╭─ INPUT ROWS

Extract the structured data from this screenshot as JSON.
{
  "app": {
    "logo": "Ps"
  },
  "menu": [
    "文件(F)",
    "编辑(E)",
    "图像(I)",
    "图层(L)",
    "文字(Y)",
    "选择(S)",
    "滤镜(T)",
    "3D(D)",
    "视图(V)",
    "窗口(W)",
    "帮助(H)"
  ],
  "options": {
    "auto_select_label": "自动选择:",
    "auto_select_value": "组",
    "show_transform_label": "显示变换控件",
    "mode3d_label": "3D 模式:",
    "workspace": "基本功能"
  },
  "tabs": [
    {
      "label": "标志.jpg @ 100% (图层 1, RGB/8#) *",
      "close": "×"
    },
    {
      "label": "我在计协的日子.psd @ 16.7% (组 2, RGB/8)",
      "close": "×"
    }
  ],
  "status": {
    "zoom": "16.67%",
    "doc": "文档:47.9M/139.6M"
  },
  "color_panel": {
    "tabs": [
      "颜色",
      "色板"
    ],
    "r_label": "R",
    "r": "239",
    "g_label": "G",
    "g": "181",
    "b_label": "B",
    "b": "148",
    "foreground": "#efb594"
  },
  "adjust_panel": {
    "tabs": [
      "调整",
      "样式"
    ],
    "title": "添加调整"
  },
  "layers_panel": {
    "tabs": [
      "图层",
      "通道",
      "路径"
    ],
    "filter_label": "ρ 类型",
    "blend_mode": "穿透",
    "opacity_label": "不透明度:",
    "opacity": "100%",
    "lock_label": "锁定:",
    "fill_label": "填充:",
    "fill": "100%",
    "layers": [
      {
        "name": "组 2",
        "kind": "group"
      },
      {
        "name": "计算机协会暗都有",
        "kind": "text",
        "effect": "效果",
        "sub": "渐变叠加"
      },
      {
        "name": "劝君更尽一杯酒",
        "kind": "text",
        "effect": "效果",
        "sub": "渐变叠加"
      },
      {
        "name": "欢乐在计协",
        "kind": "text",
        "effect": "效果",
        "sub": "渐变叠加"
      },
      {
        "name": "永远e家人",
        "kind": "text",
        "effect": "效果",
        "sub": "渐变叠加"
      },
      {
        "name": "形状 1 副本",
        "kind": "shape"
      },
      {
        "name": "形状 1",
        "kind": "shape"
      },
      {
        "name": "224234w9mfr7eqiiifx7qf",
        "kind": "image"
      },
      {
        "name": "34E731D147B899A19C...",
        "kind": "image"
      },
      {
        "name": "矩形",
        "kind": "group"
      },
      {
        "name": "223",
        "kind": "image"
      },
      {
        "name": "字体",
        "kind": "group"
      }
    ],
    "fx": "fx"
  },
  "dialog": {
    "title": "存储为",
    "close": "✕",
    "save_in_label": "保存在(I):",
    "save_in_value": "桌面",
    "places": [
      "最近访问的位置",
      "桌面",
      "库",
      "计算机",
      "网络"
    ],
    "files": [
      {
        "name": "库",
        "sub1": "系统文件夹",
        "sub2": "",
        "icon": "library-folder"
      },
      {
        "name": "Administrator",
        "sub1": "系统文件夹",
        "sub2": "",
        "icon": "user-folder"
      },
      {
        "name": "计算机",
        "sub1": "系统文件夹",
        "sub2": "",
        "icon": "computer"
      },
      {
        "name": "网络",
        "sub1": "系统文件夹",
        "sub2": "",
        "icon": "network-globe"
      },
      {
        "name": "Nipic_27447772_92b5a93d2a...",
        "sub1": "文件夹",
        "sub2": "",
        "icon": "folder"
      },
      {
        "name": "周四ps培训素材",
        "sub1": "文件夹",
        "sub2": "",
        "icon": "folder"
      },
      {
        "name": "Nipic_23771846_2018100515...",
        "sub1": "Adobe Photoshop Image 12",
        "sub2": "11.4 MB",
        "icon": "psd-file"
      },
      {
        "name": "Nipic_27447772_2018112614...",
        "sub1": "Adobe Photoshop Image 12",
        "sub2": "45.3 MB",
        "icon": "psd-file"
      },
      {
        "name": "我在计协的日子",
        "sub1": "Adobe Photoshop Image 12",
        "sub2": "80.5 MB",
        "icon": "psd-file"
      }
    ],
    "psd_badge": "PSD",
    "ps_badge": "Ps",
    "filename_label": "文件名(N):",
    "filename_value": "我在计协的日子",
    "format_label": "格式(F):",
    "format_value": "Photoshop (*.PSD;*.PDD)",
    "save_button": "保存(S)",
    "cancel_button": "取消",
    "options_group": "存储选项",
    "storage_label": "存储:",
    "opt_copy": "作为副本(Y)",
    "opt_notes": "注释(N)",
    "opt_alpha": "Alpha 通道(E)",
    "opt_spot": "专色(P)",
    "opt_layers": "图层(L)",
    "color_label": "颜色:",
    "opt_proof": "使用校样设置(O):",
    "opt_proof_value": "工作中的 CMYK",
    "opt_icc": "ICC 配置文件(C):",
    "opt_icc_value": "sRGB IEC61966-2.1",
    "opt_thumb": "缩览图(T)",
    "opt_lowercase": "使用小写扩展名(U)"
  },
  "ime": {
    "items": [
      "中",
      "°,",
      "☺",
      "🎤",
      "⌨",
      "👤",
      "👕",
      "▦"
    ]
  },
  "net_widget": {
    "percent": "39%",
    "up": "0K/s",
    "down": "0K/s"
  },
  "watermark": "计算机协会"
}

╰─

● THE REQUEST
Repeat the whole listing exactly, keeping every line intact.

● THE RESPONSE
Extract the structured data from this screenshot as JSON.
{
  "app": {
    "logo": "Ps"
  },
  "menu": [
    "文件(F)",
    "编辑(E)",
    "图像(I)",
    "图层(L)",
    "文字(Y)",
    "选择(S)",
    "滤镜(T)",
    "3D(D)",
    "视图(V)",
    "窗口(W)",
    "帮助(H)"
  ],
  "options": {
    "auto_select_label": "自动选择:",
    "auto_select_value": "组",
    "show_transform_label": "显示变换控件",
    "mode3d_label": "3D 模式:",
    "workspace": "基本功能"
  },
  "tabs": [
    {
      "label": "标志.jpg @ 100% (图层 1, RGB/8#) *",
      "close": "×"
    },
    {
      "label": "我在计协的日子.psd @ 16.7% (组 2, RGB/8)",
      "close": "×"
    }
  ],
  "status": {
    "zoom": "16.67%",
    "doc": "文档:47.9M/139.6M"
  },
  "color_panel": {
    "tabs": [
      "颜色",
      "色板"
    ],
    "r_label": "R",
    "r": "239",
    "g_label": "G",
    "g": "181",
    "b_label": "B",
    "b": "148",
    "foreground": "#efb594"
  },
  "adjust_panel": {
    "tabs": [
      "调整",
      "样式"
    ],
    "title": "添加调整"
  },
  "layers_panel": {
    "tabs": [
      "图层",
      "通道",
      "路径"
    ],
    "filter_label": "ρ 类型",
    "blend_mode": "穿透",
    "opacity_label": "不透明度:",
    "opacity": "100%",
    "lock_label": "锁定:",
    "fill_label": "填充:",
    "fill": "100%",
    "layers": [
      {
        "name": "组 2",
        "kind": "group"
      },
      {
        "name": "计算机协会暗都有",
        "kind": "text",
        "effect": "效果",
        "sub": "渐变叠加"
      },
      {
        "name": "劝君更尽一杯酒",
        "kind": "text",
        "effect": "效果",
        "sub": "渐变叠加"
      },
      {
        "name": "欢乐在计协",
        "kind": "text",
        "effect": "效果",
        "sub": "渐变叠加"
      },
      {
        "name": "永远e家人",
        "kind": "text",
        "effect": "效果",
        "sub": "渐变叠加"
      },
      {
        "name": "形状 1 副本",
        "kind": "shape"
      },
      {
        "name": "形状 1",
        "kind": "shape"
      },
      {
        "name": "224234w9mfr7eqiiifx7qf",
        "kind": "image"
      },
      {
        "name": "34E731D147B899A19C...",
        "kind": "image"
      },
      {
        "name": "矩形",
        "kind": "group"
      },
      {
        "name": "223",
        "kind": "image"
      },
      {
        "name": "字体",
        "kind": "group"
      }
    ],
    "fx": "fx"
  },
  "dialog": {
    "title": "存储为",
    "close": "✕",
    "save_in_label": "保存在(I):",
    "save_in_value": "桌面",
    "places": [
      "最近访问的位置",
      "桌面",
      "库",
      "计算机",
      "网络"
    ],
    "files": [
      {
        "name": "库",
        "sub1": "系统文件夹",
        "sub2": "",
        "icon": "library-folder"
      },
      {
        "name": "Administrator",
        "sub1": "系统文件夹",
        "sub2": "",
        "icon": "user-folder"
      },
      {
        "name": "计算机",
        "sub1": "系统文件夹",
        "sub2": "",
        "icon": "computer"
      },
      {
        "name": "网络",
        "sub1": "系统文件夹",
        "sub2": "",
        "icon": "network-globe"
      },
      {
        "name": "Nipic_27447772_92b5a93d2a...",
        "sub1": "文件夹",
        "sub2": "",
        "icon": "folder"
      },
      {
        "name": "周四ps培训素材",
        "sub1": "文件夹",
        "sub2": "",
        "icon": "folder"
      },
      {
        "name": "Nipic_23771846_2018100515...",
        "sub1": "Adobe Photoshop Image 12",
        "sub2": "11.4 MB",
        "icon": "psd-file"
      },
      {
        "name": "Nipic_27447772_2018112614...",
        "sub1": "Adobe Photoshop Image 12",
        "sub2": "45.3 MB",
        "icon": "psd-file"
      },
      {
        "name": "我在计协的日子",
        "sub1": "Adobe Photoshop Image 12",
        "sub2": "80.5 MB",
        "icon": "psd-file"
      }
    ],
    "psd_badge": "PSD",
    "ps_badge": "Ps",
    "filename_label": "文件名(N):",
    "filename_value": "我在计协的日子",
    "format_label": "格式(F):",
    "format_value": "Photoshop (*.PSD;*.PDD)",
    "save_button": "保存(S)",
    "cancel_button": "取消",
    "options_group": "存储选项",
    "storage_label": "存储:",
    "opt_copy": "作为副本(Y)",
    "opt_notes": "注释(N)",
    "opt_alpha": "Alpha 通道(E)",
    "opt_spot": "专色(P)",
    "opt_layers": "图层(L)",
    "color_label": "颜色:",
    "opt_proof": "使用校样设置(O):",
    "opt_proof_value": "工作中的 CMYK",
    "opt_icc": "ICC 配置文件(C):",
    "opt_icc_value": "sRGB IEC61966-2.1",
    "opt_thumb": "缩览图(T)",
    "opt_lowercase": "使用小写扩展名(U)"
  },
  "ime": {
    "items": [
      "中",
      "°,",
      "☺",
      "🎤",
      "⌨",
      "👤",
      "👕",
      "▦"
    ]
  },
  "net_widget": {
    "percent": "39%",
    "up": "0K/s",
    "down": "0K/s"
  },
  "watermark": "计算机协会"
}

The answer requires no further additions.